## Problem statement
Find the word "object" in the material below and gather every line that contains it.

-- Start Supplied information --

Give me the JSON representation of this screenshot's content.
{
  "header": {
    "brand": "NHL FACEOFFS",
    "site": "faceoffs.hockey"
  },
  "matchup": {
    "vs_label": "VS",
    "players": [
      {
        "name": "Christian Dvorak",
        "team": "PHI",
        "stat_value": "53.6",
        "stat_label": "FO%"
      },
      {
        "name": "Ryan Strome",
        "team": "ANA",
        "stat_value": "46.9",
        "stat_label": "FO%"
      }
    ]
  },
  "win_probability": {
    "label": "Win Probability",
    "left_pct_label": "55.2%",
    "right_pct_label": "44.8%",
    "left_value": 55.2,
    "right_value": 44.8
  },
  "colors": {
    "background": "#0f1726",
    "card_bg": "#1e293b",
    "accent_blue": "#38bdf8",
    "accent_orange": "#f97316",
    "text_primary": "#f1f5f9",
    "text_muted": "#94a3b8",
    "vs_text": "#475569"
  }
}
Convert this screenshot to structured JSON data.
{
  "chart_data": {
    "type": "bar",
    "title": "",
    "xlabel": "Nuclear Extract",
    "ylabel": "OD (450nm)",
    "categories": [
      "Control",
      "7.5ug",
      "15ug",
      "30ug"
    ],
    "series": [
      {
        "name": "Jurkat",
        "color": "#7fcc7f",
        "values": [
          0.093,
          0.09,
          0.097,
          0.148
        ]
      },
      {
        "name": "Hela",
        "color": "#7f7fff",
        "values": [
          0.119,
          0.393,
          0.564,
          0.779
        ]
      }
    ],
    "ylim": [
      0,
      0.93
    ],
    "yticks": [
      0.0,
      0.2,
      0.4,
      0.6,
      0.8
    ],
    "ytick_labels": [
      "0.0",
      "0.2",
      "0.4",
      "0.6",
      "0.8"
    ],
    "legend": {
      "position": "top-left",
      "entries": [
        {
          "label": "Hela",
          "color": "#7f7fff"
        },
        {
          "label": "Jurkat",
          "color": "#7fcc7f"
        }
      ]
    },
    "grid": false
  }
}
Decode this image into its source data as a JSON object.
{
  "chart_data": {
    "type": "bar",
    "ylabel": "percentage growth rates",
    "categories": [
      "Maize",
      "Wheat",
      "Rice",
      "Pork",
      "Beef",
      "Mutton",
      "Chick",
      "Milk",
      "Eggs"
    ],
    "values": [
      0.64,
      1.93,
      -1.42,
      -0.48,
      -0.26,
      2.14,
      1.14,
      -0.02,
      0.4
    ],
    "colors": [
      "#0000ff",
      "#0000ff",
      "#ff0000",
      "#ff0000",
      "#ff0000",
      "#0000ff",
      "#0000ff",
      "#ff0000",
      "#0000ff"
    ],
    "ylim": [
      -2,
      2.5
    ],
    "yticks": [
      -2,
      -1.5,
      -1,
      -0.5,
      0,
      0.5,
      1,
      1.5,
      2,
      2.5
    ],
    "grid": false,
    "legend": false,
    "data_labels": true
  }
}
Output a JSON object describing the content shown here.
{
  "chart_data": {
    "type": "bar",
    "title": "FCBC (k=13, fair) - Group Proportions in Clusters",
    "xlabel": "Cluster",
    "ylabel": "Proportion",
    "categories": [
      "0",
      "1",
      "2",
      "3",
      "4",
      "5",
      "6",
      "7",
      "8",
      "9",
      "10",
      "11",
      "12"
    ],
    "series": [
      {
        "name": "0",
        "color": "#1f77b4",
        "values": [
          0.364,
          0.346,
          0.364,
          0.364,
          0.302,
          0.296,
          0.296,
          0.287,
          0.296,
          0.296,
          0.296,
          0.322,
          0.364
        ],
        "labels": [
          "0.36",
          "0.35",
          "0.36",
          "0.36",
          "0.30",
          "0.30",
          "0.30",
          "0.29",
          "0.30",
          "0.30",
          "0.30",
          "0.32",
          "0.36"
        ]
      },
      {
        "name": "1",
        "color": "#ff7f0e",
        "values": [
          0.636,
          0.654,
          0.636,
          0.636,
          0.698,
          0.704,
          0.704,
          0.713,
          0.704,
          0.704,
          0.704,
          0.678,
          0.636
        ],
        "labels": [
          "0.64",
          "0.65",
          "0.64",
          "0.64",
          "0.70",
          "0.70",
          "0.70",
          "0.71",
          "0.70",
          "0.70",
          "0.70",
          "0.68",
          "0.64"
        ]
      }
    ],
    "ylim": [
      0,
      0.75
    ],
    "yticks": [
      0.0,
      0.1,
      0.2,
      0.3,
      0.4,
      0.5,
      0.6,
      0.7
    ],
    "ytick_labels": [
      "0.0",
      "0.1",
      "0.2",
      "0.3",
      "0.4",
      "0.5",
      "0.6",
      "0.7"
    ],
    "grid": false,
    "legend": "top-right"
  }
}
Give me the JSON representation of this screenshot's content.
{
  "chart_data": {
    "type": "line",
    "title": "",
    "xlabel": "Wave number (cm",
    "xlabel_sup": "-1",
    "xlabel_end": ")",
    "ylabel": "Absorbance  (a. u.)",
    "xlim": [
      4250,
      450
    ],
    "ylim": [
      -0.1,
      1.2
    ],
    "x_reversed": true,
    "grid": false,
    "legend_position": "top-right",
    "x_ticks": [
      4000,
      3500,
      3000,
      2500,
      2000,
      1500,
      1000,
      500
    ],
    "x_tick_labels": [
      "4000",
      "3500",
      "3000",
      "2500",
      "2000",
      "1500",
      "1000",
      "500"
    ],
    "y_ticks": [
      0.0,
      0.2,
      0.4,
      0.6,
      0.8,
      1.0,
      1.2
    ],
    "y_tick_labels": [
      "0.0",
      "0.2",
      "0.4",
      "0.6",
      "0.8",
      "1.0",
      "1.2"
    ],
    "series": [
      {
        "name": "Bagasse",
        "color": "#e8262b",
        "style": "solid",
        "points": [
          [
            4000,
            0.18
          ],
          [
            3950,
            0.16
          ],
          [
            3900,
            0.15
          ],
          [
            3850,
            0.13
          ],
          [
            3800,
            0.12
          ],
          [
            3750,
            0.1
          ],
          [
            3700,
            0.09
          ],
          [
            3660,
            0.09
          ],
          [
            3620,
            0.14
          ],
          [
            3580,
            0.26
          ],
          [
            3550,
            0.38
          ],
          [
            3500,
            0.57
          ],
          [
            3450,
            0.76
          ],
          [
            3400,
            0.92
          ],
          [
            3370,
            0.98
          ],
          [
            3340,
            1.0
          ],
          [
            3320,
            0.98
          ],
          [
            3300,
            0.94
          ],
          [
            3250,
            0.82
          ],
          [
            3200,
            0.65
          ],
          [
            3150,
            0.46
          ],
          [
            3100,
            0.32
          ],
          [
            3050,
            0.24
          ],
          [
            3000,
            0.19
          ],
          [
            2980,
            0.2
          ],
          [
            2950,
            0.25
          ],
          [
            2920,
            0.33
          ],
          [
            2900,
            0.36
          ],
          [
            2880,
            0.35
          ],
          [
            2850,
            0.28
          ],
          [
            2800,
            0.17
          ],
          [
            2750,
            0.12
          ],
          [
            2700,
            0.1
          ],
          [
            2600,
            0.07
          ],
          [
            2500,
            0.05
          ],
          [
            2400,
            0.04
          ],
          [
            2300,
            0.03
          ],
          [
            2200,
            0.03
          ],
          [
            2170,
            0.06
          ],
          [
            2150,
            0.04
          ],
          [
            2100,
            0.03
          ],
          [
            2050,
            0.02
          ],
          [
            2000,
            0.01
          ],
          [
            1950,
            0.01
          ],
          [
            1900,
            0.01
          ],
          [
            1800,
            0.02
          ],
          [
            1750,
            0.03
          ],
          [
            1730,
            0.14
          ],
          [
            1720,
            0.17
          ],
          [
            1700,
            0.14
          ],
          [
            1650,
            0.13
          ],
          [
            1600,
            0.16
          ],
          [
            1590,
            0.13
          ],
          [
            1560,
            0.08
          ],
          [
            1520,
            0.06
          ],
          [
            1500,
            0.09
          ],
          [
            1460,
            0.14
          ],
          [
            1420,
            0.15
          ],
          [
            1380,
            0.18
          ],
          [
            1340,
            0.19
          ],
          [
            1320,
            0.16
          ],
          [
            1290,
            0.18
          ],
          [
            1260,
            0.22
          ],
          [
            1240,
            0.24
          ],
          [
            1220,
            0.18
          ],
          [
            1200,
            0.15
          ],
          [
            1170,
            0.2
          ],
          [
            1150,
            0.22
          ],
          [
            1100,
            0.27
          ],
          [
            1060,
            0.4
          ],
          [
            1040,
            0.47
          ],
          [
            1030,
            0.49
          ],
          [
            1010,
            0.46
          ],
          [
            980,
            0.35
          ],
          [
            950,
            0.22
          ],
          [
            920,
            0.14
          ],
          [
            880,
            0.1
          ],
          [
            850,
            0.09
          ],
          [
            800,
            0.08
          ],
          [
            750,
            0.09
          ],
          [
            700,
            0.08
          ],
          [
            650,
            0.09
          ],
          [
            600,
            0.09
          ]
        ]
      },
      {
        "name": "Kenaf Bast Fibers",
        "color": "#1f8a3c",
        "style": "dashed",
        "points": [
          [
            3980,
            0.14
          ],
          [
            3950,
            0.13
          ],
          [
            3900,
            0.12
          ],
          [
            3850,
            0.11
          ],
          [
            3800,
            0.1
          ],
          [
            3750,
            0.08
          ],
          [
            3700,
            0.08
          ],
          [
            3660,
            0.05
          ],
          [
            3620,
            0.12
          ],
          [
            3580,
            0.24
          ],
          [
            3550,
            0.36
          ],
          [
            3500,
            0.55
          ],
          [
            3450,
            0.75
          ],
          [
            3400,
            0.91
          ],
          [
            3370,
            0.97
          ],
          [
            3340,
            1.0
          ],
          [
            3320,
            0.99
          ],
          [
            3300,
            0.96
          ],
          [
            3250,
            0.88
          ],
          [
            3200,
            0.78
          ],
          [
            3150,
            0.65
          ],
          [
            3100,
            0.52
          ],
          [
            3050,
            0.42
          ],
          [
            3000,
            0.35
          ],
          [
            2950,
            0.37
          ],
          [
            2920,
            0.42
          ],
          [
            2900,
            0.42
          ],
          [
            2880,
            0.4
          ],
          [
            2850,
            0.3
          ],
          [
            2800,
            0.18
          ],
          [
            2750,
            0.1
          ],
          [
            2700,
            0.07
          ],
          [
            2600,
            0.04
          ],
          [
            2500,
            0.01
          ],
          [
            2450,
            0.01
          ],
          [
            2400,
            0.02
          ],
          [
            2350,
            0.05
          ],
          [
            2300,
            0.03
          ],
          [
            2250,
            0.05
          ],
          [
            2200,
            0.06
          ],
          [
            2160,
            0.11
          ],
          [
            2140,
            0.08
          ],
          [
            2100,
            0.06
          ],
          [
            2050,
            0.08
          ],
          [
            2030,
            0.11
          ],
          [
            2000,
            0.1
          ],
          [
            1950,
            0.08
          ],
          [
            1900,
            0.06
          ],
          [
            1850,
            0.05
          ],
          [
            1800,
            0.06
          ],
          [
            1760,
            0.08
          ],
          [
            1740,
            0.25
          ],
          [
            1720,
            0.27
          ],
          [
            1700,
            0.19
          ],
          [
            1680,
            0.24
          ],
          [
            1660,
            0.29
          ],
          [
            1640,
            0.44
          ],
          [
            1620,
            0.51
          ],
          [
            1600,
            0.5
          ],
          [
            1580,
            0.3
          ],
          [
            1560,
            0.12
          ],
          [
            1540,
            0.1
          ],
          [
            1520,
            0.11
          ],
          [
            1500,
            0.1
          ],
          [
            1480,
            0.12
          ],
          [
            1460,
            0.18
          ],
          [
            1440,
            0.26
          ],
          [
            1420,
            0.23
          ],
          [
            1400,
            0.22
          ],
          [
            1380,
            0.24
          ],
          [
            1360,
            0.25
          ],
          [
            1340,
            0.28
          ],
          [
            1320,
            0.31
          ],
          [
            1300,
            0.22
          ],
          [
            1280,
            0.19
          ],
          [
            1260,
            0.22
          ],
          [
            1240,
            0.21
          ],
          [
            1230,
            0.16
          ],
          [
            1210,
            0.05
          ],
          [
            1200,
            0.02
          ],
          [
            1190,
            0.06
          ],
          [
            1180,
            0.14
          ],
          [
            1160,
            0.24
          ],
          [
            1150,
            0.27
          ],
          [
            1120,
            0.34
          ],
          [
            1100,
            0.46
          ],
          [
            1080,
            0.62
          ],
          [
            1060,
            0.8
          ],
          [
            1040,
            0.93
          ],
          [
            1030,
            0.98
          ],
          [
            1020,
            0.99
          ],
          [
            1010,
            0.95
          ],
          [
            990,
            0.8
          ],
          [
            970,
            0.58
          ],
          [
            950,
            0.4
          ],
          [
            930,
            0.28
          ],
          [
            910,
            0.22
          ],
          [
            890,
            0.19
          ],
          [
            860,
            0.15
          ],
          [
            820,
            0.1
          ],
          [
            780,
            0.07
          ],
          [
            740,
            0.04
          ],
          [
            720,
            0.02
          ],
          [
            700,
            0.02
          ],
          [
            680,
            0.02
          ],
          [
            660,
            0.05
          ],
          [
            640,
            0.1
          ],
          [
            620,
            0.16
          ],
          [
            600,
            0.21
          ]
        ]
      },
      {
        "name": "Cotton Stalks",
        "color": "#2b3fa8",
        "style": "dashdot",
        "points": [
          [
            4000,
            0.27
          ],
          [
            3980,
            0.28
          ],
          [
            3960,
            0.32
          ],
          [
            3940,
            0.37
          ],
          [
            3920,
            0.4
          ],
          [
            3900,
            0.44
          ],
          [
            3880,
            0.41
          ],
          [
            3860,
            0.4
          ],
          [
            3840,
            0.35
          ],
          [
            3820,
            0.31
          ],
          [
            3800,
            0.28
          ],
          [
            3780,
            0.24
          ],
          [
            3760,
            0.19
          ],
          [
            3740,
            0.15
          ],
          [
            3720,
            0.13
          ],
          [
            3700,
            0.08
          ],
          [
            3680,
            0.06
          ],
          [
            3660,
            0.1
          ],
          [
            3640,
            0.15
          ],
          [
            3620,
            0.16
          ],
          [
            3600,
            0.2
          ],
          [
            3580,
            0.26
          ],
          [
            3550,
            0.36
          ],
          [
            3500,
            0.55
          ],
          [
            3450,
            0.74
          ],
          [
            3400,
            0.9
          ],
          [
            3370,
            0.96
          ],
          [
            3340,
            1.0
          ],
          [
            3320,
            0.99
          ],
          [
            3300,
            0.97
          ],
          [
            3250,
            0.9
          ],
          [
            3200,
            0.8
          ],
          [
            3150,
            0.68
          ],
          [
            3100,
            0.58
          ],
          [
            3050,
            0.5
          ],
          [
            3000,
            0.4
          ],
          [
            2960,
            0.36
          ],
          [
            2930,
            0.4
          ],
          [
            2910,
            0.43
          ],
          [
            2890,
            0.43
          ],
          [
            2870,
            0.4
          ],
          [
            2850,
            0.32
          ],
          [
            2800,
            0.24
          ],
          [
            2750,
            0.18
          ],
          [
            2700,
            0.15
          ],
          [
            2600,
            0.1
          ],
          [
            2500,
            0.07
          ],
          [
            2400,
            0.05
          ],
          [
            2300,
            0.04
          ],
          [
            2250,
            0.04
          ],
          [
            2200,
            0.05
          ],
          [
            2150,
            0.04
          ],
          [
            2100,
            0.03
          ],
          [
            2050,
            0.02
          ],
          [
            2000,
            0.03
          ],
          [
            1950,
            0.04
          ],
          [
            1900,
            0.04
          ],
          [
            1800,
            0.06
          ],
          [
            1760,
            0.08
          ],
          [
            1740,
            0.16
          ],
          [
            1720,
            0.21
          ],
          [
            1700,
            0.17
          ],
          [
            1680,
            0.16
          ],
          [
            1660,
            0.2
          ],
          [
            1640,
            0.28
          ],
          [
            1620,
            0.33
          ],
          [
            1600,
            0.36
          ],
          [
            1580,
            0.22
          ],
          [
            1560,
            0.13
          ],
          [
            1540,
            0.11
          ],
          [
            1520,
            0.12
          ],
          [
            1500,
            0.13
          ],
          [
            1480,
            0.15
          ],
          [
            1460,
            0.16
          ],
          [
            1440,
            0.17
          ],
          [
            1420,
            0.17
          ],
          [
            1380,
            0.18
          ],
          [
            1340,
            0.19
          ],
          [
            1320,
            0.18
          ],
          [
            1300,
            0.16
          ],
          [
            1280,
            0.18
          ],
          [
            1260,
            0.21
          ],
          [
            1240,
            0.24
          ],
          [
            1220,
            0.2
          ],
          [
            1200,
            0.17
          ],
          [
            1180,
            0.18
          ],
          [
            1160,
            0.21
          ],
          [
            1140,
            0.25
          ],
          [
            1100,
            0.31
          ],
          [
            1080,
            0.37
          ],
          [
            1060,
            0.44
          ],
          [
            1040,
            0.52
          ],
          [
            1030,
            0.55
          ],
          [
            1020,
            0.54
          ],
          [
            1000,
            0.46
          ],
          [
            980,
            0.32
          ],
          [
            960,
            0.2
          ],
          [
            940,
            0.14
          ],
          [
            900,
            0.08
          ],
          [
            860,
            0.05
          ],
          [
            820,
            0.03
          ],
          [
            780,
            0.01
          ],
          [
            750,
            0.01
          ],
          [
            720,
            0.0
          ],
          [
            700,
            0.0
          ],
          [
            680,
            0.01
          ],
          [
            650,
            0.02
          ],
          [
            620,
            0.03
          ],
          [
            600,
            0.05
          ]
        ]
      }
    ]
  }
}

-- End Supplied information --

## Answer to the exercise
Decode this image into its source data as a JSON object.
Output a JSON object describing the content shown here.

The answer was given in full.